EXCERPTED PASSAGE:
Bank Account Types in India 2026: Savings, Current, FD, RD
You're preparing for JAIIB, and you know that understanding bank account types is non-negotiable. It's not just exam theory—it's the foundation of everyday banking operations that you'll encounter in your role as a banker. Savings accounts. Current accounts, fixed deposits, and recurring deposits form the backbone of retail banking in India, and the RBI's guidelines govern how each one works.
This article walks you through every major account type you need to know for PPB (Principles and Practices of Banking). Including the legal framework, operational rules, and real-world implications for KYC, loans, and priority sector lending. Let's get started.
Savings Bank Account: Purpose, Features, and PPB Rules
A savings account is the most basic bank account type for individuals. It's designed to encourage thrift and safe custody of money. As a banker, you'll open these accounts daily, and understanding the rules is crucial for your JAIIB exam and your job.
The RBI allows banks flexibility in setting minimum balances and interest rates, but all savings accounts must comply with Know Your Customer (KYC) norms. A customer opening a savings account must provide valid identity and address proof. You'll need to verify these documents under the Prevention of Money Laundering Act (PMLA) framework.
Key features of savings accounts include:
- Restricted number of withdrawals (typically unlimited for online, limited for cheque withdrawals at some banks)
- Passbook or statement maintenance
- Interest accrual (rates vary by bank, usually 2–4% p.a.)
- Cheque facility for amounts above a threshold
- Nomination facility (mandatory for JAIIB knowledge)
PPB exams often test your awareness of restrictions. For example, if a customer tries to make excessive cash withdrawals, you must follow anti-money laundering (AML) procedures and report suspicious transactions to the Financial Intelligence Unit (FIU). This links directly to your understanding of KYC norms and customer due diligence.
Savings accounts also form part of the DICGC (Deposit Insurance and Credit Guarantee Corporation) coverage scheme—insured up to Rs. 5 lakh per depositor per bank. This is a frequent PPB question.
Current Account: For Business and Trade Operations
A current account is a bank account type designed for business entities, traders, and professionals who need unlimited transactions. Unlike savings accounts, current accounts offer no interest on deposits—instead, the bank may charge account maintenance fees.
Current account holders are typically businesses, partnerships, corporations, and non-profit organisations. The RBI does not restrict transaction frequency for current accounts, making them ideal for high-volume commercial activity. However, the same KYC and AML rules apply as rigorously as for savings accounts.
Important operational features include:
- No limit on cheque issuance or fund transfers
- Overdraft facility (post-credit assessment and loan documentation)

REQUIREMENTS: Continue the article on Indian bank account types from the point where it stops.

GIVEN ENTRIES:

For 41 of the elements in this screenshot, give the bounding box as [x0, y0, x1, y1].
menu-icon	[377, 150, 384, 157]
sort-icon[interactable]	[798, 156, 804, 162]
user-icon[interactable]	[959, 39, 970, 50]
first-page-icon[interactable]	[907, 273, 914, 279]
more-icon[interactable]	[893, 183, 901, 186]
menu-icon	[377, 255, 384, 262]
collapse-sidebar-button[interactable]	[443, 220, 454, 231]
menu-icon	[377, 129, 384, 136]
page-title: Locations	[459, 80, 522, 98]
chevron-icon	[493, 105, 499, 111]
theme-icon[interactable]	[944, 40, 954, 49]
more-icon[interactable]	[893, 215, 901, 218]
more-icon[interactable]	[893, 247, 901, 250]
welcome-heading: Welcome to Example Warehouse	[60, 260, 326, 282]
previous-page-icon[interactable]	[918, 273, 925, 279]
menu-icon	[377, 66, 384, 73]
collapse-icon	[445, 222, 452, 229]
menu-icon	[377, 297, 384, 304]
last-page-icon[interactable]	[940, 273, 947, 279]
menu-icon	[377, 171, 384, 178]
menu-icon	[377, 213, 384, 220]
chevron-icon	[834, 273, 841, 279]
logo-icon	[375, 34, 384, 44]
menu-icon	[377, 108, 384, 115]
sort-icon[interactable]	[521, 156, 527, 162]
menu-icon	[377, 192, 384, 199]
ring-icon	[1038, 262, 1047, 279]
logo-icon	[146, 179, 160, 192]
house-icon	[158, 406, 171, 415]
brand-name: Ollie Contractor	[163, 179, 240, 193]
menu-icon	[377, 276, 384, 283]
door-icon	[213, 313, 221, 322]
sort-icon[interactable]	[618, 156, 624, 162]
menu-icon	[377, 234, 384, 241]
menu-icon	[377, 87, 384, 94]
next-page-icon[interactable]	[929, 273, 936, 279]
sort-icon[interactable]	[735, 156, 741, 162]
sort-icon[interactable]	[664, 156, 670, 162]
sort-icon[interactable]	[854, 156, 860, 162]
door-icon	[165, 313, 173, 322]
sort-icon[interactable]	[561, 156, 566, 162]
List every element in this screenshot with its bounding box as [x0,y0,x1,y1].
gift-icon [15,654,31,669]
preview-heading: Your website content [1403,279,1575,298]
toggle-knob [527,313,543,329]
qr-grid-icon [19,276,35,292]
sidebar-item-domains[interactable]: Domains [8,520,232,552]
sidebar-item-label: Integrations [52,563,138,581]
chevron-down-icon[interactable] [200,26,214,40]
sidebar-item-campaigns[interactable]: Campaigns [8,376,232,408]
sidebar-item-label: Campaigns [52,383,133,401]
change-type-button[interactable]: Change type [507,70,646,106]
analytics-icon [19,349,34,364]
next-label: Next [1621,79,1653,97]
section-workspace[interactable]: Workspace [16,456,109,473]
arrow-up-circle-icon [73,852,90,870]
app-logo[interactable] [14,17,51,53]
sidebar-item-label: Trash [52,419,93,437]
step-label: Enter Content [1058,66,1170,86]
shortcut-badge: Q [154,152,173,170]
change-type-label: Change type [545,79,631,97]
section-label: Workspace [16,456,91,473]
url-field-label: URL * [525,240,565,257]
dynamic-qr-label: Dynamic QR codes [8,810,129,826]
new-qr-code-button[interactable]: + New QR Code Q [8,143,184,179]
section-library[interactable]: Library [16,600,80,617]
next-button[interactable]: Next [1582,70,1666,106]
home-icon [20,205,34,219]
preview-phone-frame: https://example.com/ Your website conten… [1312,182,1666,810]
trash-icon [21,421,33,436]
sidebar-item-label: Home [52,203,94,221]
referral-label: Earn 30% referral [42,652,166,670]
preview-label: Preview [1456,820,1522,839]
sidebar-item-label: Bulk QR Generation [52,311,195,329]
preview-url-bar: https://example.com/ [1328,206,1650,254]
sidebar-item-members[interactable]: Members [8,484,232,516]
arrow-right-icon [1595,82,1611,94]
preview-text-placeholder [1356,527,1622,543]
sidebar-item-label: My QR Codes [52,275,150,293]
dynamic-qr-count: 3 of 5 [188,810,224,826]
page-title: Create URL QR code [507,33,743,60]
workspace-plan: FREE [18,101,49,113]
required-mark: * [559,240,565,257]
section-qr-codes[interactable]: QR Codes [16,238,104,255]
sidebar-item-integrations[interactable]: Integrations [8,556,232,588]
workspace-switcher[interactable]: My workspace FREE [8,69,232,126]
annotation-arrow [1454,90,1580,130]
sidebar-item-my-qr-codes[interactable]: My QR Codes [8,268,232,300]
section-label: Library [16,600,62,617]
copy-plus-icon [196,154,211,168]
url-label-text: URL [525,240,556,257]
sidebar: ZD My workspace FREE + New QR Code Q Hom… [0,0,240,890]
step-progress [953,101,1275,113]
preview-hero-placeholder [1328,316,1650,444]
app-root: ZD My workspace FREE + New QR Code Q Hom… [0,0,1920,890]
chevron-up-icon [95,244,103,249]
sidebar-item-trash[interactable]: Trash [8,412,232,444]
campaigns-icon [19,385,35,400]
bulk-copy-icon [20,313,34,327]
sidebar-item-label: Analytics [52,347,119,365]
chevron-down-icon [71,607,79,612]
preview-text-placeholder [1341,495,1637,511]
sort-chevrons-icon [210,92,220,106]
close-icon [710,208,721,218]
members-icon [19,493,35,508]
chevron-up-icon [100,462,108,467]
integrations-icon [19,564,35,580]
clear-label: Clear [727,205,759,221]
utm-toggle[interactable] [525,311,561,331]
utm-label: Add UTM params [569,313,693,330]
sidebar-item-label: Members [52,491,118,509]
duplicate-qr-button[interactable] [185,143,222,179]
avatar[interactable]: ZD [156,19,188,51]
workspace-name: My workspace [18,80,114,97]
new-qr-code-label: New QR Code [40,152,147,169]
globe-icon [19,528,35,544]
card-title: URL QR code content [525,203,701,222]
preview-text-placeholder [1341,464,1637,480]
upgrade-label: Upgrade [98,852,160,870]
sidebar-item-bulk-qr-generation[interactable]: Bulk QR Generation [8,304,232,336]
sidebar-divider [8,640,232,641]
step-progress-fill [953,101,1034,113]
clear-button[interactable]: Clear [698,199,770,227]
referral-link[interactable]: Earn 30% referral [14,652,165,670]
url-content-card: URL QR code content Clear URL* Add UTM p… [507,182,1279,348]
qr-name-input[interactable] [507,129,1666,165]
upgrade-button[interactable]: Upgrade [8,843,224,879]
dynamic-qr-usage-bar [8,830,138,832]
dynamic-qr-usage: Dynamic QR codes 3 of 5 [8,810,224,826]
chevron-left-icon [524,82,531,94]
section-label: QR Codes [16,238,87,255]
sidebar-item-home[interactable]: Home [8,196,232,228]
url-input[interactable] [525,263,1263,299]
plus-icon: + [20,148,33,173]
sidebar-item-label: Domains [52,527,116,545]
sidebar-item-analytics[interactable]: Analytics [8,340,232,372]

OUTPUT:
- Sweep-in and sweep-out arrangements for surplus funds
- Multi-signatory options
- Daily statements on request
For your JAIIB exam, remember that current account opening requires the same KYC documentation as savings accounts, but the organisation's regulatory status (GST registration, PAN, etc.) becomes critical. You'll also encounter current account linkage to bank account operations under KYC norms.
Current account interest (or lack thereof) is a tax consideration for businesses. As a banker advising small traders, you should know that the account holder cannot claim interest expense, though they pay service charges. This reflects the RBI's policy that banks don't pay interest on current accounts to prevent regulatory arbitrage.
Overdraft facility on current accounts often requires collateral or personal guarantees. Understanding loan documentation, security creation, and priority sector classification will help you master this module.
Fixed Deposits and Recurring Deposits: Savings Mobilisation
Fixed deposits (FDs) and recurring deposits (RDs) are time-bound bank account types that help banks mobilise savings. For JAIIB, you need to understand their differences, maturity benefits, premature withdrawal rules, and tax implications.
A fixed deposit is a lump-sum investment for a fixed tenure (7 days to 10 years typically). Interest is paid at a predetermined rate, either on maturity or periodically. Current rates (as per latest RBI notifications) vary by bank and tenor, typically ranging from 5.5% to 7.5% p.a. depending on market conditions in 2026.
Key FD rules for PPB:
- Premature withdrawal attracts interest penalty (usually 0.5–1% p.a. below contracted rate)
- FDs can be pledged as collateral for loans
- TDS applies if interest exceeds Rs. 40,000 p.a. (for non-senior citizens)
- FD receipts serve as proof of deposit; they're negotiable if issued to bearer
- Joint FDs require proper nomination and succession planning
A recurring deposit (RD) is a disciplined savings tool where a customer deposits a fixed amount monthly for a fixed period (typically 12–120 months). RDs suit salaried individuals and self-employed professionals who save incrementally.
RD specifics for exam preparation:
- Monthly instalment amount is fixed; missing payments may lead to account closure
- Maturity value includes principal plus accrued interest (compounded quarterly, per RBI norms)
- Premature withdrawal is allowed but with interest penalty
- RDs also qualify for DICGC coverage (Rs. 5 lakh per depositor per bank)
Both FDs and RDs require KYC compliance at the time of opening. A customer opening an FD of Rs. 10 lakh must provide enhanced due diligence documents.
This aligns with PMLA and RBI anti-money laundering guidelines. For exam purposes. Memorise that FDs are part of the liability side of the bank's balance sheet, and RDs are a systematic source of term liabilities.
KYC, AML, and Account Opening Compliance in 2026
No discussion of bank account types is complete without mastering KYC (Know Your Customer) and AML (Anti-Money Laundering) norms—a cornerstone of PPB. In 2026, the RBI's expectations are stricter than ever.
For all account types (savings, current, FD, RD), you must obtain and verify:
- Identity proof: Passport, Aadhaar, PAN, driving licence, or voter ID
- Address proof: Utility bills, lease agreement, or bank statement (not older than 3 months)
- Occupation and income details: For high-value accounts
- Beneficial ownership declaration: For accounts opened on behalf of entities
As per RBI's Master Direction on KYC (updated regularly), you must also perform customer risk categorisation:
- Low-risk customers: Salaried employees, pensioners (simplified KYC allowed)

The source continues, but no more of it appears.